* [What to work on]: Pull out every line from the listing that has the word "đường".

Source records
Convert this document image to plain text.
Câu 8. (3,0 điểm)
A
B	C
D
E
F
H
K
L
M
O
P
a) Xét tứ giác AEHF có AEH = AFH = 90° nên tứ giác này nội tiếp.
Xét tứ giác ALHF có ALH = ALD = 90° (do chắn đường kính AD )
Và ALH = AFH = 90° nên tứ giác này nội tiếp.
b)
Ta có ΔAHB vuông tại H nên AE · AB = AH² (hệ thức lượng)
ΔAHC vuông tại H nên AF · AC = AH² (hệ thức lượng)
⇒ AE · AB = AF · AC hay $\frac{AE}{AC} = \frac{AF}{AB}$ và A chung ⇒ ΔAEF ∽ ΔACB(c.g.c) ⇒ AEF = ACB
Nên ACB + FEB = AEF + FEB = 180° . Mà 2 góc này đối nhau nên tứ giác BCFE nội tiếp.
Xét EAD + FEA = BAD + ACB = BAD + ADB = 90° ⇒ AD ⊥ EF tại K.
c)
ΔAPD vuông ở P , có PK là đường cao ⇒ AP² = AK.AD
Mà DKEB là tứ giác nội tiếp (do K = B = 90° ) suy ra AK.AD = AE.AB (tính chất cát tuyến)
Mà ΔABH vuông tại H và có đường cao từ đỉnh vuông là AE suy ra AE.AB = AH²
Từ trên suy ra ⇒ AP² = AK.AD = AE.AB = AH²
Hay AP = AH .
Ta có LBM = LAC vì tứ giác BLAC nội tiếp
---
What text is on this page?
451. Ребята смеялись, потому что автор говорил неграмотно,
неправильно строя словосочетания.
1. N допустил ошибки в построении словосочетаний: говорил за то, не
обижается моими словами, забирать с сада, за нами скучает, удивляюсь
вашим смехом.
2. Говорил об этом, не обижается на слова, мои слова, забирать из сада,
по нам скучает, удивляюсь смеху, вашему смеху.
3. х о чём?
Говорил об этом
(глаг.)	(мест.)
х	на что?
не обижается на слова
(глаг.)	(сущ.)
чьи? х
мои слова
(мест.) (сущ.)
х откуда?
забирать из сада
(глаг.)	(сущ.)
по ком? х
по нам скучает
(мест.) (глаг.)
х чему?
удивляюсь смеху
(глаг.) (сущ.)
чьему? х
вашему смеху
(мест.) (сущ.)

* [Result]:
Xét tứ giác ALHF có ALH = ALD = 90° (do chắn đường kính AD )
ΔAPD vuông ở P , có PK là đường cao ⇒ AP² = AK.AD
Mà ΔABH vuông tại H và có đường cao từ đỉnh vuông là AE suy ra AE.AB = AH²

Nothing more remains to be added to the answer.